DIRECTIVE: Check each line of the records below for the word "teaspoon" and copy those where it appears.

LISTED ENTRIES:
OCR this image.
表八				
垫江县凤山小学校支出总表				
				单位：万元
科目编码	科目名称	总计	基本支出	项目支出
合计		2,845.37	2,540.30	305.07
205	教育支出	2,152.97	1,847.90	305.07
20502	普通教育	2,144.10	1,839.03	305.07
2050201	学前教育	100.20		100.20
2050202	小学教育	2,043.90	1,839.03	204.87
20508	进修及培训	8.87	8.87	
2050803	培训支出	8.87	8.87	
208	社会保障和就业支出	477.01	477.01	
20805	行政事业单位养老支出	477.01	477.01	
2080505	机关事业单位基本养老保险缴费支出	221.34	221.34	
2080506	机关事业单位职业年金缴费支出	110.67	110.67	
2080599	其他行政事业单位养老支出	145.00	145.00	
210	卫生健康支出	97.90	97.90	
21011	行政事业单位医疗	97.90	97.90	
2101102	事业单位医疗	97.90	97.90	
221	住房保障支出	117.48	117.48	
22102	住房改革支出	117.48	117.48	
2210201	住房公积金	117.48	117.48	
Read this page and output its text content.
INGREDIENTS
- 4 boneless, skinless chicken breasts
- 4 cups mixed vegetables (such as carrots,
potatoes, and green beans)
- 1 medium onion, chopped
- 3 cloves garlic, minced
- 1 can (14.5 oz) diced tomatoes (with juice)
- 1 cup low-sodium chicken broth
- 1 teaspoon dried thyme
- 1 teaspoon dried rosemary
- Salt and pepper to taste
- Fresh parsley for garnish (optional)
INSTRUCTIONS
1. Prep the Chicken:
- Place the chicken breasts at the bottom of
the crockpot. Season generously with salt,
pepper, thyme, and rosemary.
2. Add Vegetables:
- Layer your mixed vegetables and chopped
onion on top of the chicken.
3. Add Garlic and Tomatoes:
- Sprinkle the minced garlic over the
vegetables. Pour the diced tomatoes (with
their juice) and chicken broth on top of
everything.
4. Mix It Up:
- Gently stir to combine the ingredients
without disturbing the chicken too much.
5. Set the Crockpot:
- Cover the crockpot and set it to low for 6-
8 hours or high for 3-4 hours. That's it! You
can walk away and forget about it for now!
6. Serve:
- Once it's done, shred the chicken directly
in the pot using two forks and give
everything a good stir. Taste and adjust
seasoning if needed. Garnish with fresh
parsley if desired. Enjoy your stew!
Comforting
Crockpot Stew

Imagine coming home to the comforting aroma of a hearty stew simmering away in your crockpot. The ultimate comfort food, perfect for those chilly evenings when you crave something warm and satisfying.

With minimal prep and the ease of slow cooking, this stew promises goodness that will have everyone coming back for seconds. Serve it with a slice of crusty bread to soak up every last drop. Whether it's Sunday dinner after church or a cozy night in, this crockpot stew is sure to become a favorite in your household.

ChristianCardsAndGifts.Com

FINISHED ANSWER:
- 1 teaspoon dried thyme
- 1 teaspoon dried rosemary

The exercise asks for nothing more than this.